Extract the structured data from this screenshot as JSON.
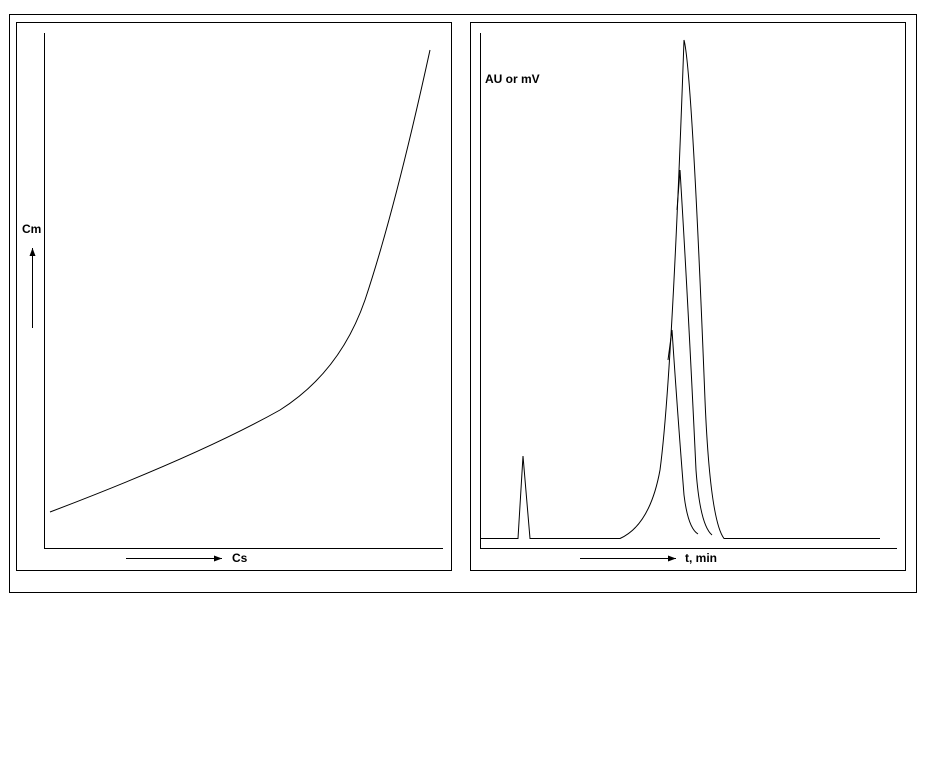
{
  "left_panel": {
    "y_label": "Cm",
    "x_label": "Cs"
  },
  "right_panel": {
    "y_label": "AU or mV",
    "x_label": "t, min"
  }
}
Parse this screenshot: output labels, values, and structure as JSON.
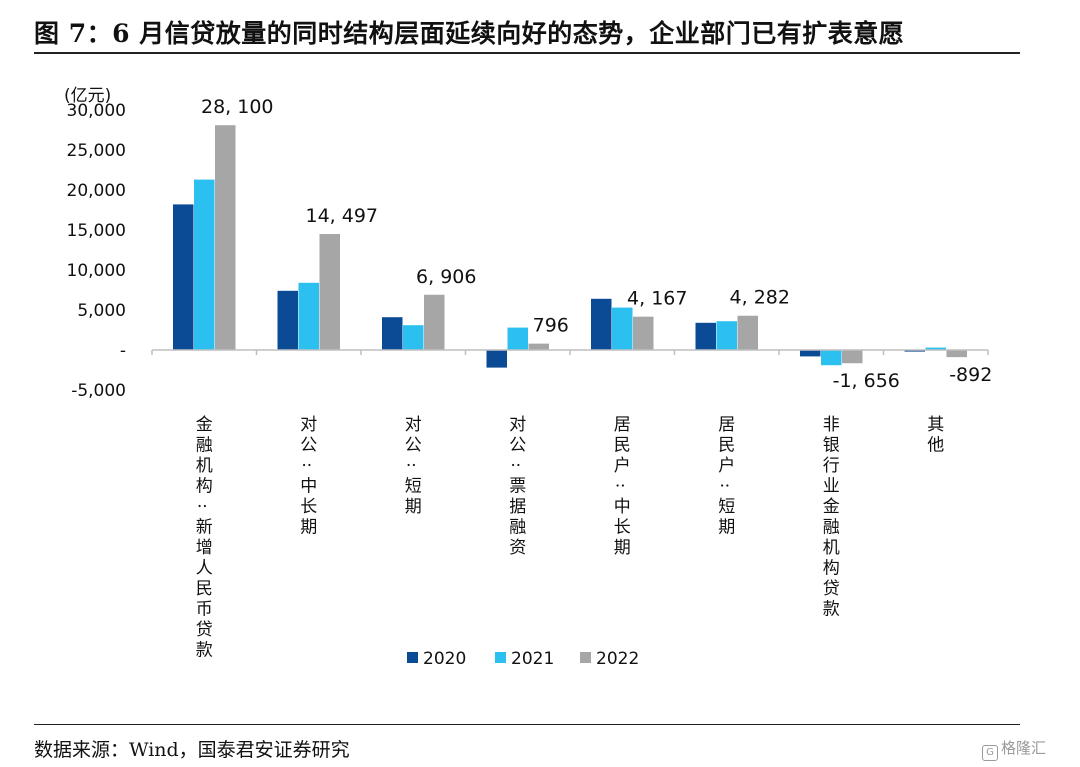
{
  "figure": {
    "title": "图 7：6 月信贷放量的同时结构层面延续向好的态势，企业部门已有扩表意愿",
    "source": "数据来源：Wind，国泰君安证券研究",
    "watermark": "格隆汇"
  },
  "chart_data": {
    "type": "bar",
    "ylabel": "(亿元)",
    "ylim": [
      -5000,
      30000
    ],
    "yticks": [
      -5000,
      0,
      5000,
      10000,
      15000,
      20000,
      25000,
      30000
    ],
    "ytick_labels": [
      "-5,000",
      "-",
      "5,000",
      "10,000",
      "15,000",
      "20,000",
      "25,000",
      "30,000"
    ],
    "categories": [
      "金融机构:新增人民币贷款",
      "对公:中长期",
      "对公:短期",
      "对公:票据融资",
      "居民户:中长期",
      "居民户:短期",
      "非银行业金融机构贷款",
      "其他"
    ],
    "series": [
      {
        "name": "2020",
        "color": "#0b4a94",
        "values": [
          18200,
          7400,
          4100,
          -2200,
          6400,
          3400,
          -800,
          -200
        ]
      },
      {
        "name": "2021",
        "color": "#2bc0f0",
        "values": [
          21300,
          8400,
          3100,
          2800,
          5300,
          3600,
          -1900,
          300
        ]
      },
      {
        "name": "2022",
        "color": "#a6a6a6",
        "values": [
          28100,
          14497,
          6906,
          796,
          4167,
          4282,
          -1656,
          -892
        ]
      }
    ],
    "data_labels": [
      "28, 100",
      "14, 497",
      "6, 906",
      "796",
      "4, 167",
      "4, 282",
      "-1, 656",
      "-892"
    ],
    "legend_position": "bottom",
    "grid": false
  }
}
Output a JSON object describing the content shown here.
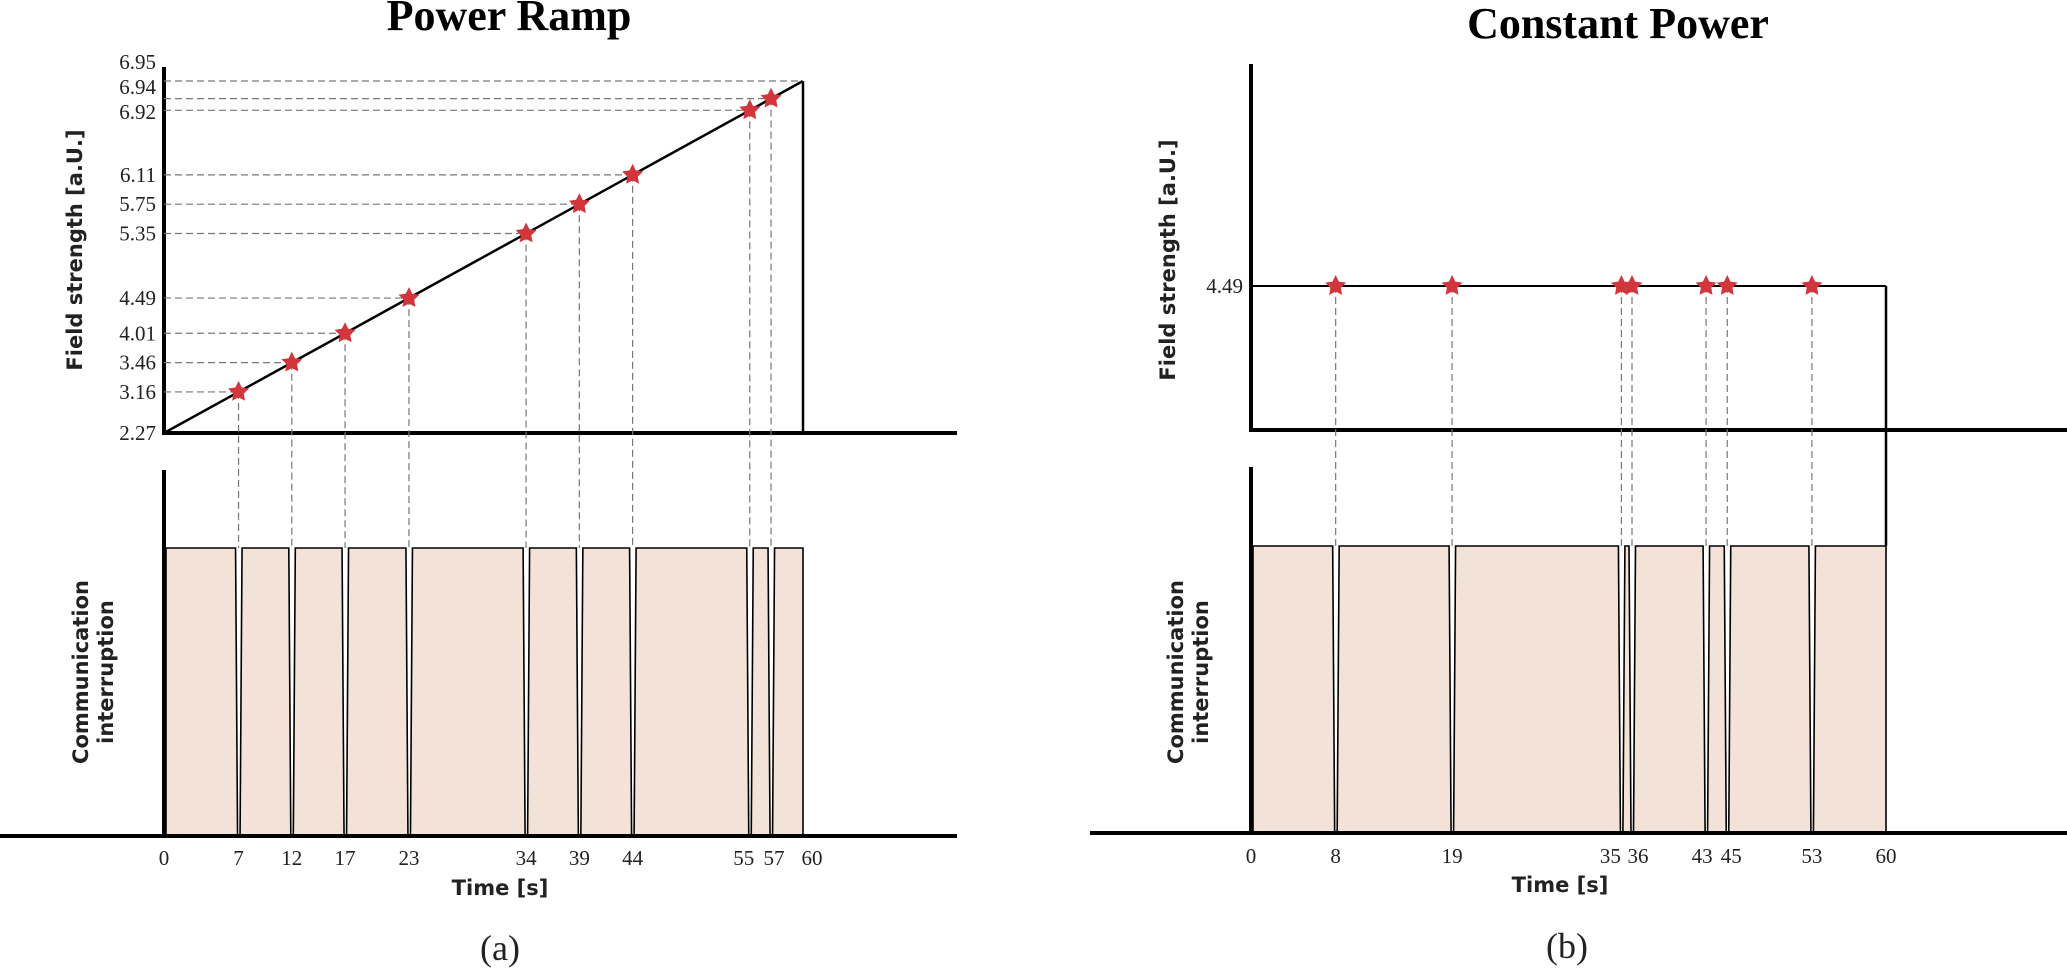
{
  "colors": {
    "star": "#d2363c",
    "bar_fill": "#f3e2d8",
    "axis": "#000000",
    "dash": "#777777"
  },
  "chart_data": [
    {
      "type": "line",
      "panel_caption": "(a)",
      "title": "Power Ramp",
      "ylabel": "Field strength [a.U.]",
      "ylabel_bottom": [
        "Communication",
        "interruption"
      ],
      "xlabel": "Time [s]",
      "xlim": [
        0,
        60
      ],
      "ramp": {
        "start": [
          0,
          2.27
        ],
        "end": [
          60,
          6.95
        ]
      },
      "y_ticks": [
        "2.27",
        "3.16",
        "3.46",
        "4.01",
        "4.49",
        "5.35",
        "5.75",
        "6.11",
        "6.92",
        "6.94",
        "6.95"
      ],
      "x_ticks": [
        "0",
        "7",
        "12",
        "17",
        "23",
        "34",
        "39",
        "44",
        "55",
        "57",
        "60"
      ],
      "events": [
        {
          "t": 7,
          "field": 3.16
        },
        {
          "t": 12,
          "field": 3.46
        },
        {
          "t": 17,
          "field": 4.01
        },
        {
          "t": 23,
          "field": 4.49
        },
        {
          "t": 34,
          "field": 5.35
        },
        {
          "t": 39,
          "field": 5.75
        },
        {
          "t": 44,
          "field": 6.11
        },
        {
          "t": 55,
          "field": 6.92
        },
        {
          "t": 57,
          "field": 6.94
        }
      ]
    },
    {
      "type": "line",
      "panel_caption": "(b)",
      "title": "Constant Power",
      "ylabel": "Field strength [a.U.]",
      "ylabel_bottom": [
        "Communication",
        "interruption"
      ],
      "xlabel": "Time [s]",
      "xlim": [
        0,
        60
      ],
      "constant": 4.49,
      "y_ticks": [
        "4.49"
      ],
      "x_ticks": [
        "0",
        "8",
        "19",
        "35",
        "36",
        "43",
        "45",
        "53",
        "60"
      ],
      "events": [
        {
          "t": 8,
          "field": 4.49
        },
        {
          "t": 19,
          "field": 4.49
        },
        {
          "t": 35,
          "field": 4.49
        },
        {
          "t": 36,
          "field": 4.49
        },
        {
          "t": 43,
          "field": 4.49
        },
        {
          "t": 45,
          "field": 4.49
        },
        {
          "t": 53,
          "field": 4.49
        }
      ]
    }
  ]
}
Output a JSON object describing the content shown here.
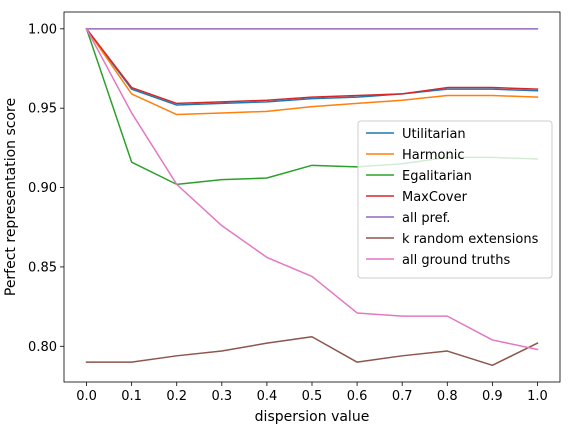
{
  "chart_data": {
    "type": "line",
    "title": "",
    "xlabel": "dispersion value",
    "ylabel": "Perfect representation score",
    "x": [
      0.0,
      0.1,
      0.2,
      0.3,
      0.4,
      0.5,
      0.6,
      0.7,
      0.8,
      0.9,
      1.0
    ],
    "xticks": [
      "0.0",
      "0.1",
      "0.2",
      "0.3",
      "0.4",
      "0.5",
      "0.6",
      "0.7",
      "0.8",
      "0.9",
      "1.0"
    ],
    "yticks": [
      "0.80",
      "0.85",
      "0.90",
      "0.95",
      "1.00"
    ],
    "xlim": [
      -0.05,
      1.05
    ],
    "ylim": [
      0.7775,
      1.0106
    ],
    "grid": false,
    "legend_position": "center-right",
    "series": [
      {
        "name": "Utilitarian",
        "color": "#1f77b4",
        "values": [
          1.0,
          0.962,
          0.952,
          0.953,
          0.954,
          0.956,
          0.957,
          0.959,
          0.962,
          0.962,
          0.961
        ]
      },
      {
        "name": "Harmonic",
        "color": "#ff7f0e",
        "values": [
          1.0,
          0.959,
          0.946,
          0.947,
          0.948,
          0.951,
          0.953,
          0.955,
          0.958,
          0.958,
          0.957
        ]
      },
      {
        "name": "Egalitarian",
        "color": "#2ca02c",
        "values": [
          1.0,
          0.916,
          0.902,
          0.905,
          0.906,
          0.914,
          0.913,
          0.915,
          0.919,
          0.919,
          0.918
        ]
      },
      {
        "name": "MaxCover",
        "color": "#d62728",
        "values": [
          1.0,
          0.963,
          0.953,
          0.954,
          0.955,
          0.957,
          0.958,
          0.959,
          0.963,
          0.963,
          0.962
        ]
      },
      {
        "name": "all pref.",
        "color": "#9467bd",
        "values": [
          1.0,
          1.0,
          1.0,
          1.0,
          1.0,
          1.0,
          1.0,
          1.0,
          1.0,
          1.0,
          1.0
        ]
      },
      {
        "name": "k random extensions",
        "color": "#8c564b",
        "values": [
          0.79,
          0.79,
          0.794,
          0.797,
          0.802,
          0.806,
          0.79,
          0.794,
          0.797,
          0.788,
          0.802
        ]
      },
      {
        "name": "all ground truths",
        "color": "#e377c2",
        "values": [
          1.0,
          0.947,
          0.902,
          0.876,
          0.856,
          0.844,
          0.821,
          0.819,
          0.819,
          0.804,
          0.798
        ]
      }
    ]
  }
}
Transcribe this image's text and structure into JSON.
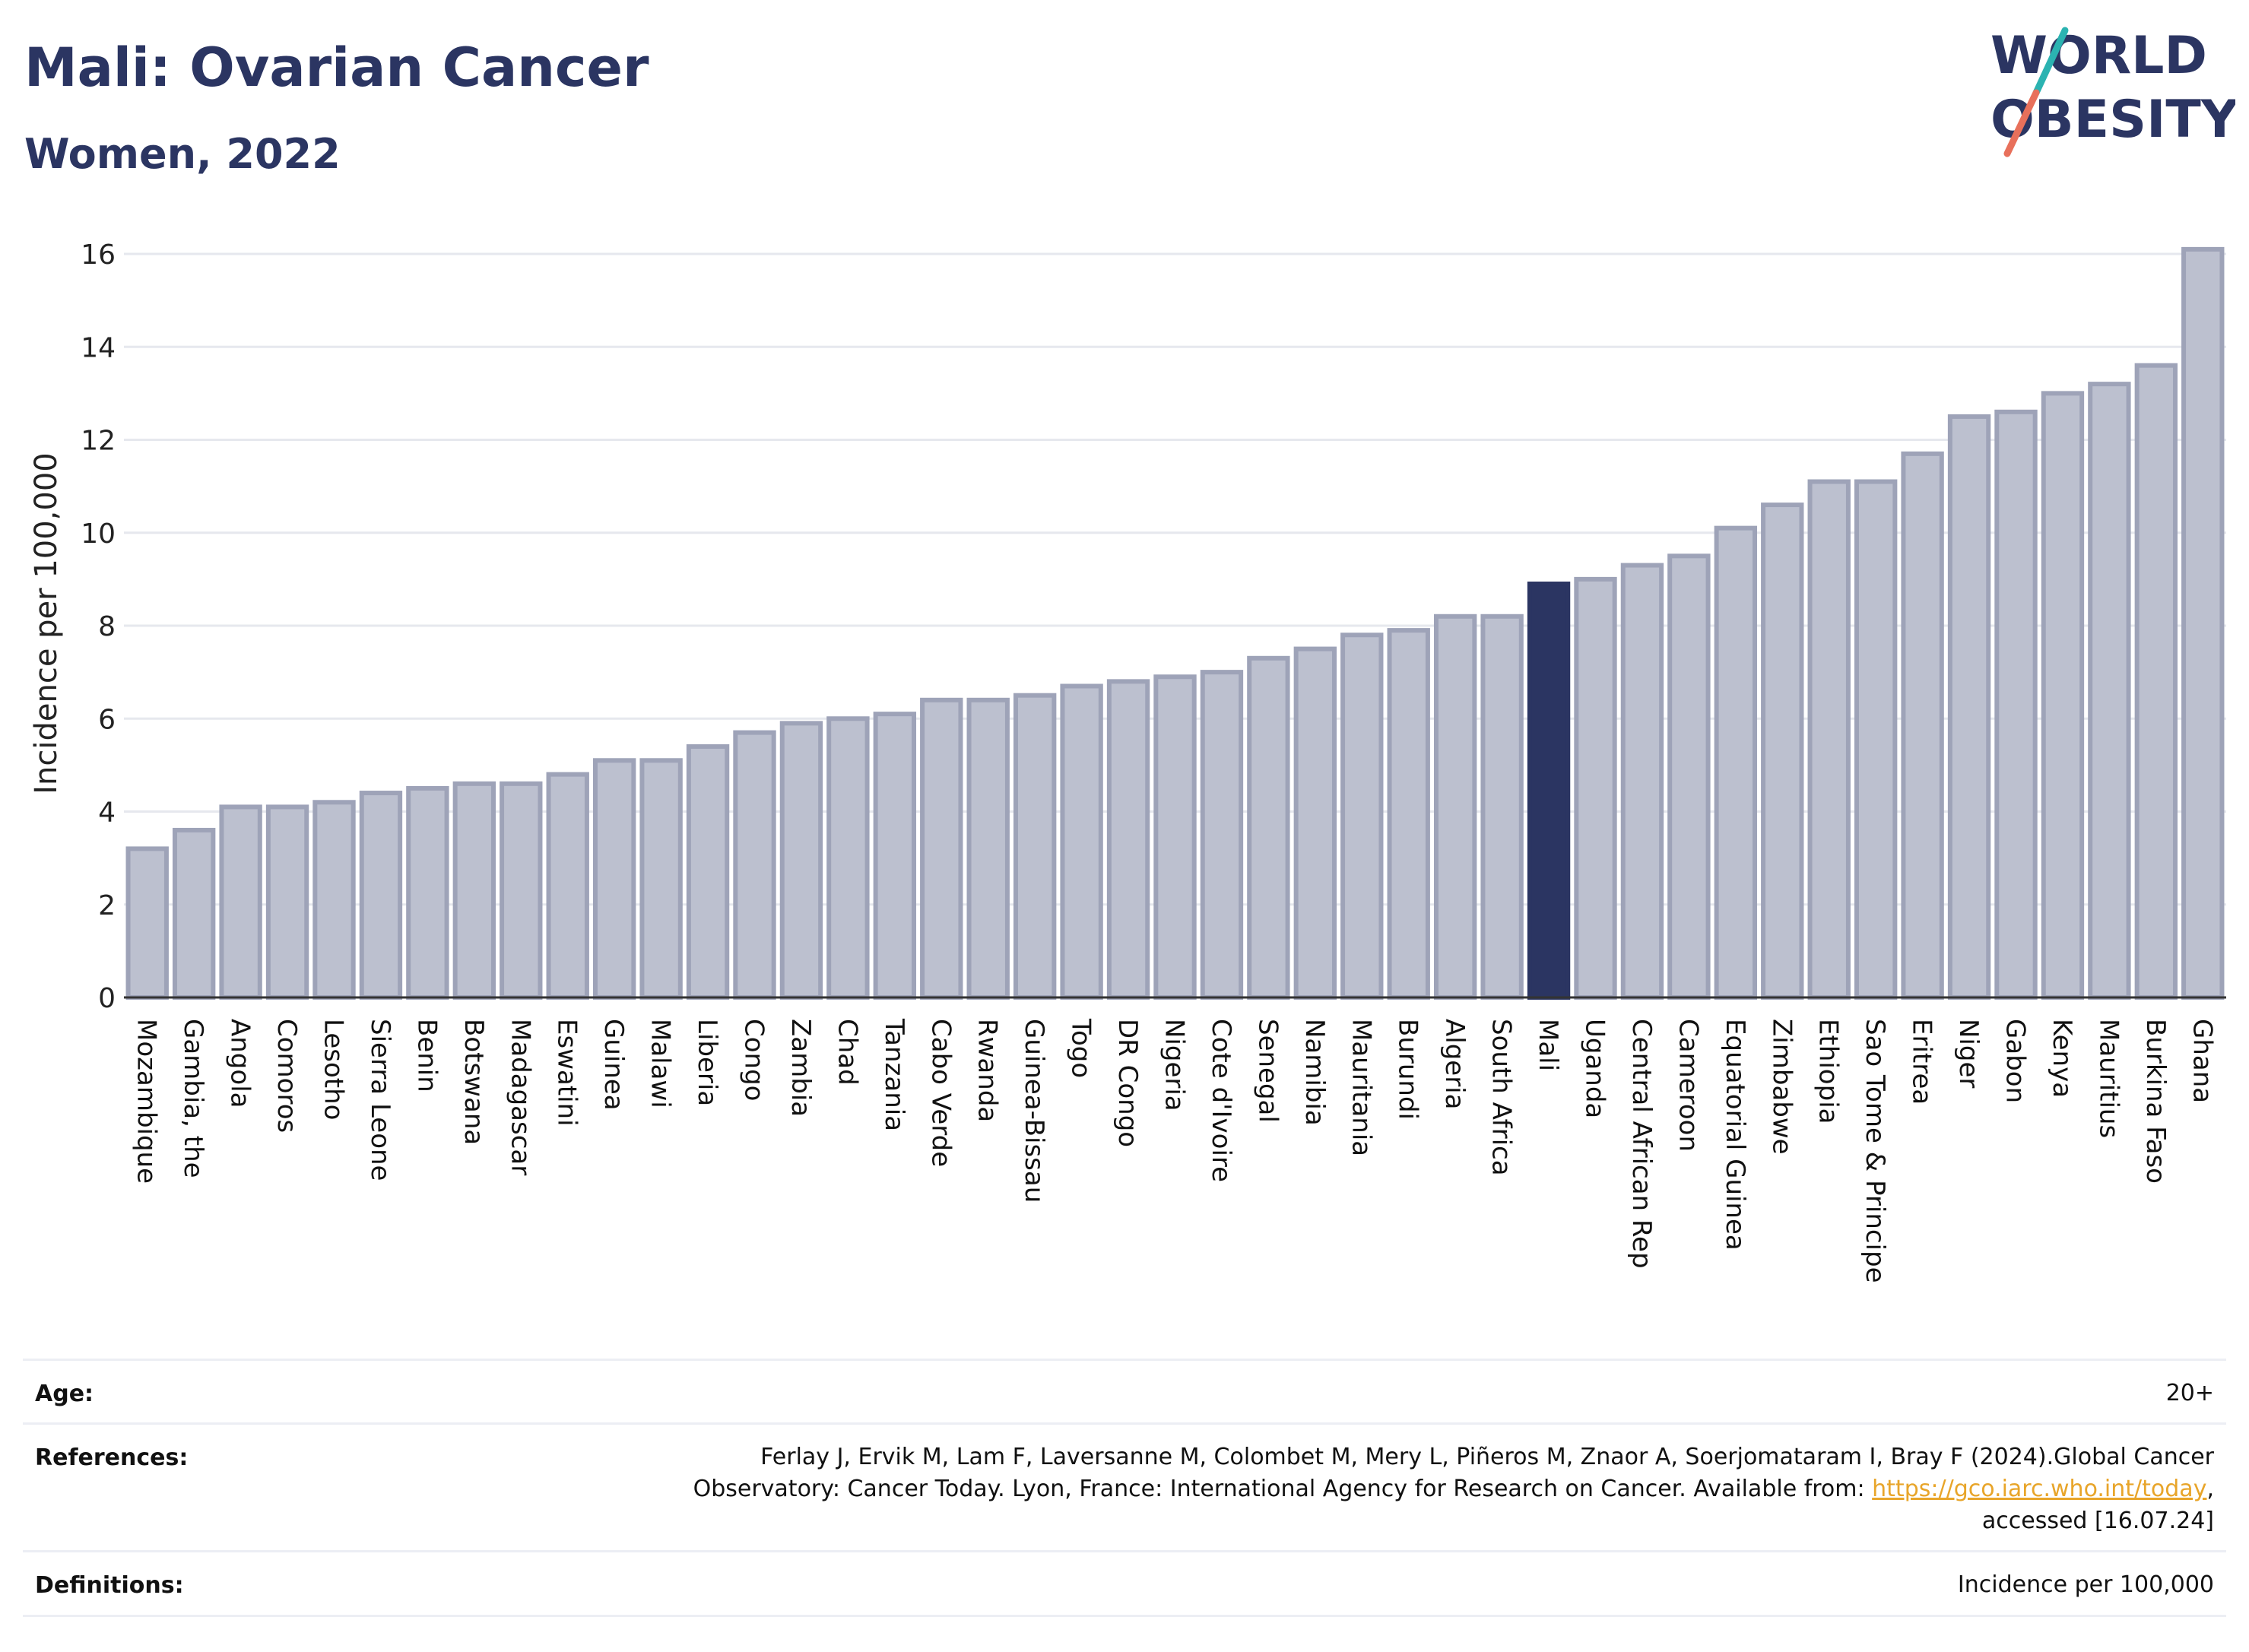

____

• [SHORT TASK]:
Looking at the material above, count the lines that hold "JSON" and give the total alone.

• [SOLUTION FOR THIS TASK]:
5